-- Start of Source material --

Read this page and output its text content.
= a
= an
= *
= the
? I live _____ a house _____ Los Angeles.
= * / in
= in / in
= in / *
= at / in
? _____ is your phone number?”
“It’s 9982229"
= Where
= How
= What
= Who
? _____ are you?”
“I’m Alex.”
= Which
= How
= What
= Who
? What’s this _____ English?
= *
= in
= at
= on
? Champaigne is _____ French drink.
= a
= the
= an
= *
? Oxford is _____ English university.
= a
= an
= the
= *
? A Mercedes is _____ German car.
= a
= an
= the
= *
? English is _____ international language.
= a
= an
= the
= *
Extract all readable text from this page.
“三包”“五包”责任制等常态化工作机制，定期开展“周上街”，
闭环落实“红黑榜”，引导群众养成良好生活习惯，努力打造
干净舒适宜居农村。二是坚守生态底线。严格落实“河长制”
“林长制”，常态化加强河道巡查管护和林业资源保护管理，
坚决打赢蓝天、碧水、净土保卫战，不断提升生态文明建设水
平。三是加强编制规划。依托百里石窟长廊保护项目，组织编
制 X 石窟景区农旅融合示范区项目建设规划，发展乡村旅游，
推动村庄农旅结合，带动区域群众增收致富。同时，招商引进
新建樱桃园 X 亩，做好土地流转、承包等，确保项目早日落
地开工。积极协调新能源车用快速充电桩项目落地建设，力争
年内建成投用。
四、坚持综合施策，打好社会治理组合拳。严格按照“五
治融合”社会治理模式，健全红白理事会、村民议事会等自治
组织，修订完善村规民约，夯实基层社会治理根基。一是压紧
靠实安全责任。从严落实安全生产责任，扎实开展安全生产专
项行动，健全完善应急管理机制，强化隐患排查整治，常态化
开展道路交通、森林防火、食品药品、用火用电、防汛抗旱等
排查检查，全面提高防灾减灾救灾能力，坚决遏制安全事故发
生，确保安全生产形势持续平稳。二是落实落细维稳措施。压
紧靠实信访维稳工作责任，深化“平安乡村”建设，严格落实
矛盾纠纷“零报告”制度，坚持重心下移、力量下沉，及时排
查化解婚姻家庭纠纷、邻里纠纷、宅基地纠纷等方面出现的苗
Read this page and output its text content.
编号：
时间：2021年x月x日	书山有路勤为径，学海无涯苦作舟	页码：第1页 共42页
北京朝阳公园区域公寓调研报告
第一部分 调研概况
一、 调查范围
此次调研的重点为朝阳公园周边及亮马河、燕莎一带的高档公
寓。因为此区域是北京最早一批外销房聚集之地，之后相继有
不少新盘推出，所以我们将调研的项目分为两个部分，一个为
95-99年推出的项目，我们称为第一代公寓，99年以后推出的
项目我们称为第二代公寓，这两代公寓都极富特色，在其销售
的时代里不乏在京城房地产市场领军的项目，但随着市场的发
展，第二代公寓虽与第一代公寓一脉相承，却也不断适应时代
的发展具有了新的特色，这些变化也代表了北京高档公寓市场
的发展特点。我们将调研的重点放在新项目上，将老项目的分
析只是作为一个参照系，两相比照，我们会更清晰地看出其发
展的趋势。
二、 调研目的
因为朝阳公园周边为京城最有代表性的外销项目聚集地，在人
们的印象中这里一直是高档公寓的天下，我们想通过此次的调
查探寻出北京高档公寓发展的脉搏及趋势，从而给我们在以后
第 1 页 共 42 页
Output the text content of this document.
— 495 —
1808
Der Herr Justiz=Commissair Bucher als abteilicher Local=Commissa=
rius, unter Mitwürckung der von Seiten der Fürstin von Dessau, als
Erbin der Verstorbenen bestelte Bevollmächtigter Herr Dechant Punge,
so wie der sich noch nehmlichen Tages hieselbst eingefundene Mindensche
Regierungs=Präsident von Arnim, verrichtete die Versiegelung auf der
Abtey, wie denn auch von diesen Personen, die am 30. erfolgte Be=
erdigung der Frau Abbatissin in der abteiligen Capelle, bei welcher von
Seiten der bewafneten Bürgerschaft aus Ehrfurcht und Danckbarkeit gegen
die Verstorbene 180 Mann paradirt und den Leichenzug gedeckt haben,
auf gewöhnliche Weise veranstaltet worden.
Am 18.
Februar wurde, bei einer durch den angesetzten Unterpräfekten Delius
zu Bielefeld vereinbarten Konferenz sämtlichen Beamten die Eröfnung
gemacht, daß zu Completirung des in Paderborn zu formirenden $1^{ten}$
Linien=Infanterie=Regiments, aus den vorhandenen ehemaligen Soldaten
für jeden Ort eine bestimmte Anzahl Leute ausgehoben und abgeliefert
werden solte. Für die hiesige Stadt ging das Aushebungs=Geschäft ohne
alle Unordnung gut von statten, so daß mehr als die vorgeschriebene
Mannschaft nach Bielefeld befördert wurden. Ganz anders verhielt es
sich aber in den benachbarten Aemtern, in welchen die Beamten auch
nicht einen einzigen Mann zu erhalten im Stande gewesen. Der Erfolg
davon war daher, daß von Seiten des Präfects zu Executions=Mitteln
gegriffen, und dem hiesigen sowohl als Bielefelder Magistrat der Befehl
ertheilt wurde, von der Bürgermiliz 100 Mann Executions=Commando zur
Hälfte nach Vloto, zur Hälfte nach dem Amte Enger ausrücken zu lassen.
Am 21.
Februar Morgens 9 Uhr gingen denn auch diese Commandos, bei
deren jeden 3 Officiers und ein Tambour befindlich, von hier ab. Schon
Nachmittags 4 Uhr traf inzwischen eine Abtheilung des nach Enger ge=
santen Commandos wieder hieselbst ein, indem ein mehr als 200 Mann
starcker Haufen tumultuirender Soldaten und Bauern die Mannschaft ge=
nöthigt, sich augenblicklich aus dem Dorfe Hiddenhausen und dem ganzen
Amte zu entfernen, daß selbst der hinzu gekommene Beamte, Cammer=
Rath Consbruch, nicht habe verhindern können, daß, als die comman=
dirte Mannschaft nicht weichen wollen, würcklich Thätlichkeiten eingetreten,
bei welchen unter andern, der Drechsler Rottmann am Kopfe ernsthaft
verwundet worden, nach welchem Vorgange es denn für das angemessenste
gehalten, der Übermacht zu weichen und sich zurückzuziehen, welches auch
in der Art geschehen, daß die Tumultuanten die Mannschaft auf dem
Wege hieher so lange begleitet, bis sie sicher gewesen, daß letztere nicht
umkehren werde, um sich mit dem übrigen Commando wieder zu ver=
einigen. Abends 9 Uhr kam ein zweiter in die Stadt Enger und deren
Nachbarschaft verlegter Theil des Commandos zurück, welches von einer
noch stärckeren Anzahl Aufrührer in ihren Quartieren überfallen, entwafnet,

-- End of Source material --

■ Exercise details:
Scan the material above for the string "wieder" and report each line where you find it.

■ Answer to this problem:
santen Commandos wieder hieselbst ein, indem ein mehr als 200 Mann
umkehren werde, um sich mit dem übrigen Commando wieder zu ver=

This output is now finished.